>> Start ENTRIES SUPPLIED

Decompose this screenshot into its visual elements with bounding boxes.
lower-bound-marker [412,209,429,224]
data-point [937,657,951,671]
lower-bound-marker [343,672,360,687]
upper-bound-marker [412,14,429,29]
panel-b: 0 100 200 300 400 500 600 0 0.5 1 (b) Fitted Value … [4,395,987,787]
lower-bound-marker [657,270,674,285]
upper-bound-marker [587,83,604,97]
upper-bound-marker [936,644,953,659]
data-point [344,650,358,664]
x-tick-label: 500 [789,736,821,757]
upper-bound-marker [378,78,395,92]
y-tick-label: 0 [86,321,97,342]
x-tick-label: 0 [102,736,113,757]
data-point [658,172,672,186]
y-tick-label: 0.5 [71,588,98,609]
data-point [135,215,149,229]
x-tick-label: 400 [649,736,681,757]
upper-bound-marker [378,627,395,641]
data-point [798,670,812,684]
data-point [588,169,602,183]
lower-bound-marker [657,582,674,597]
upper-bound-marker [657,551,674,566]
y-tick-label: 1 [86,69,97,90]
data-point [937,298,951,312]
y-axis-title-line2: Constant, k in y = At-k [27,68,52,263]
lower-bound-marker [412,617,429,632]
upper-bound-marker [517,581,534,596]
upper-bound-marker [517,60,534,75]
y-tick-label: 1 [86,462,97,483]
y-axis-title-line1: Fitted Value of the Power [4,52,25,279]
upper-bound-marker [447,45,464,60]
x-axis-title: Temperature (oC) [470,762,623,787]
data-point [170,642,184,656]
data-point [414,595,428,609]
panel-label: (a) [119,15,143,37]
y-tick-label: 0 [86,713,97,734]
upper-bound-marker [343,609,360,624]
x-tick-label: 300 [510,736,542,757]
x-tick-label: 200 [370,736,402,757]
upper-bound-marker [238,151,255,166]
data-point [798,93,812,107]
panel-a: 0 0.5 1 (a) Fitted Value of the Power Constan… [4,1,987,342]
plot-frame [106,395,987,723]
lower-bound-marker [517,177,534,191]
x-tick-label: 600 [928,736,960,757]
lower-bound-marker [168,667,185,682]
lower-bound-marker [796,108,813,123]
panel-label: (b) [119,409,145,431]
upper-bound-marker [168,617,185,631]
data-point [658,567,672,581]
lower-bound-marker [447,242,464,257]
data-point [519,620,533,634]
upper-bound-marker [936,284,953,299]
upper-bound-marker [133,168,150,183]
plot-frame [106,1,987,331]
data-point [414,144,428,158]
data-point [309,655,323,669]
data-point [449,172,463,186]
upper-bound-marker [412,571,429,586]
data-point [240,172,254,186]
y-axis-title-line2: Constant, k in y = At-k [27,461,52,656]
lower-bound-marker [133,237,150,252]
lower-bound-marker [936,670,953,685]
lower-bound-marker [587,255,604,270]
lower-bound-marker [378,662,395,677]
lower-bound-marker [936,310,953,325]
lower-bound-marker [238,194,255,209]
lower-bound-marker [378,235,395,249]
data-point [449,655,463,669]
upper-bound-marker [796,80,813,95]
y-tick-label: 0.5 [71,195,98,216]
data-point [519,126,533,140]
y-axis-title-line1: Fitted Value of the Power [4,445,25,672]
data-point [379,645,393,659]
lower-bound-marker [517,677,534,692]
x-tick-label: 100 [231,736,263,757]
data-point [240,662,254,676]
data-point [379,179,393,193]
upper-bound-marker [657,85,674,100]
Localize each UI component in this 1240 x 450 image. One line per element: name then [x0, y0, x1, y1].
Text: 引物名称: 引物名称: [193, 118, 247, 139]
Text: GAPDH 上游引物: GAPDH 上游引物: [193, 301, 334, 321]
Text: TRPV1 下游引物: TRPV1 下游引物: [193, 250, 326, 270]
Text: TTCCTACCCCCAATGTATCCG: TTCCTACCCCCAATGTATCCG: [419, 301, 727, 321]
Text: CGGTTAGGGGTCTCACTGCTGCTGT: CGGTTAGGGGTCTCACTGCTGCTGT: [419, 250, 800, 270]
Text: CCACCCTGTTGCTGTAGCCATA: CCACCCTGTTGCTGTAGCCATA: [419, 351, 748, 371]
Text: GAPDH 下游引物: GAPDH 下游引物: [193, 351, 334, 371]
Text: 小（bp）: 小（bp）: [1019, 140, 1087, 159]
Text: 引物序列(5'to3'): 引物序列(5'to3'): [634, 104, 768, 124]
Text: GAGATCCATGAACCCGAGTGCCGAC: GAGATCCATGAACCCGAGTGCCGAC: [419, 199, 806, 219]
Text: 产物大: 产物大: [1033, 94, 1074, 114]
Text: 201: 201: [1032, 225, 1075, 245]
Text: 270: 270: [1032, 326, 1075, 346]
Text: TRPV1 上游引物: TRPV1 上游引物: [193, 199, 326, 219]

>> End ENTRIES SUPPLIED

EXERCISE REQUIREMENTS: Write out every line of the listing above without changing a single character.

ANSWER FOR THIS EXERCISE:
Decompose this screenshot into its visual elements with bounding boxes.
lower-bound-marker [412,209,429,224]
data-point [937,657,951,671]
lower-bound-marker [343,672,360,687]
upper-bound-marker [412,14,429,29]
panel-b: 0 100 200 300 400 500 600 0 0.5 1 (b) Fitted Value … [4,395,987,787]
lower-bound-marker [657,270,674,285]
upper-bound-marker [587,83,604,97]
upper-bound-marker [936,644,953,659]
data-point [344,650,358,664]
x-tick-label: 500 [789,736,821,757]
upper-bound-marker [378,78,395,92]
y-tick-label: 0 [86,321,97,342]
x-tick-label: 0 [102,736,113,757]
data-point [658,172,672,186]
y-tick-label: 0.5 [71,588,98,609]
data-point [135,215,149,229]
x-tick-label: 400 [649,736,681,757]
upper-bound-marker [378,627,395,641]
data-point [798,670,812,684]
data-point [588,169,602,183]
lower-bound-marker [657,582,674,597]
upper-bound-marker [657,551,674,566]
y-tick-label: 1 [86,69,97,90]
data-point [937,298,951,312]
y-axis-title-line2: Constant, k in y = At-k [27,68,52,263]
lower-bound-marker [412,617,429,632]
upper-bound-marker [517,581,534,596]
upper-bound-marker [517,60,534,75]
y-tick-label: 1 [86,462,97,483]
y-axis-title-line1: Fitted Value of the Power [4,52,25,279]
upper-bound-marker [447,45,464,60]
x-axis-title: Temperature (oC) [470,762,623,787]
data-point [170,642,184,656]
data-point [414,595,428,609]
panel-label: (a) [119,15,143,37]
y-tick-label: 0 [86,713,97,734]
upper-bound-marker [343,609,360,624]
x-tick-label: 300 [510,736,542,757]
x-tick-label: 200 [370,736,402,757]
upper-bound-marker [238,151,255,166]
data-point [798,93,812,107]
panel-a: 0 0.5 1 (a) Fitted Value of the Power Constan… [4,1,987,342]
plot-frame [106,395,987,723]
lower-bound-marker [517,177,534,191]
x-tick-label: 600 [928,736,960,757]
lower-bound-marker [168,667,185,682]
lower-bound-marker [796,108,813,123]
panel-label: (b) [119,409,145,431]
upper-bound-marker [168,617,185,631]
data-point [658,567,672,581]
lower-bound-marker [447,242,464,257]
data-point [519,620,533,634]
upper-bound-marker [936,284,953,299]
upper-bound-marker [133,168,150,183]
plot-frame [106,1,987,331]
data-point [414,144,428,158]
data-point [309,655,323,669]
data-point [449,172,463,186]
upper-bound-marker [412,571,429,586]
data-point [240,172,254,186]
y-axis-title-line2: Constant, k in y = At-k [27,461,52,656]
lower-bound-marker [133,237,150,252]
lower-bound-marker [936,670,953,685]
lower-bound-marker [587,255,604,270]
lower-bound-marker [378,662,395,677]
lower-bound-marker [936,310,953,325]
lower-bound-marker [238,194,255,209]
lower-bound-marker [378,235,395,249]
data-point [449,655,463,669]
upper-bound-marker [796,80,813,95]
y-tick-label: 0.5 [71,195,98,216]
data-point [519,126,533,140]
y-axis-title-line1: Fitted Value of the Power [4,445,25,672]
data-point [379,645,393,659]
lower-bound-marker [517,677,534,692]
x-tick-label: 100 [231,736,263,757]
data-point [240,662,254,676]
data-point [379,179,393,193]
upper-bound-marker [657,85,674,100]
Localize each UI component in this 1240 x 450 image. One line per element: name then [x0, y0, x1, y1].
Text: 引物名称: 引物名称: [193, 118, 247, 139]
Text: GAPDH 上游引物: GAPDH 上游引物: [193, 301, 334, 321]
Text: TRPV1 下游引物: TRPV1 下游引物: [193, 250, 326, 270]
Text: TTCCTACCCCCAATGTATCCG: TTCCTACCCCCAATGTATCCG: [419, 301, 727, 321]
Text: CGGTTAGGGGTCTCACTGCTGCTGT: CGGTTAGGGGTCTCACTGCTGCTGT: [419, 250, 800, 270]
Text: CCACCCTGTTGCTGTAGCCATA: CCACCCTGTTGCTGTAGCCATA: [419, 351, 748, 371]
Text: GAPDH 下游引物: GAPDH 下游引物: [193, 351, 334, 371]
Text: 小（bp）: 小（bp）: [1019, 140, 1087, 159]
Text: 引物序列(5'to3'): 引物序列(5'to3'): [634, 104, 768, 124]
Text: GAGATCCATGAACCCGAGTGCCGAC: GAGATCCATGAACCCGAGTGCCGAC: [419, 199, 806, 219]
Text: 产物大: 产物大: [1033, 94, 1074, 114]
Text: 201: 201: [1032, 225, 1075, 245]
Text: 270: 270: [1032, 326, 1075, 346]
Text: TRPV1 上游引物: TRPV1 上游引物: [193, 199, 326, 219]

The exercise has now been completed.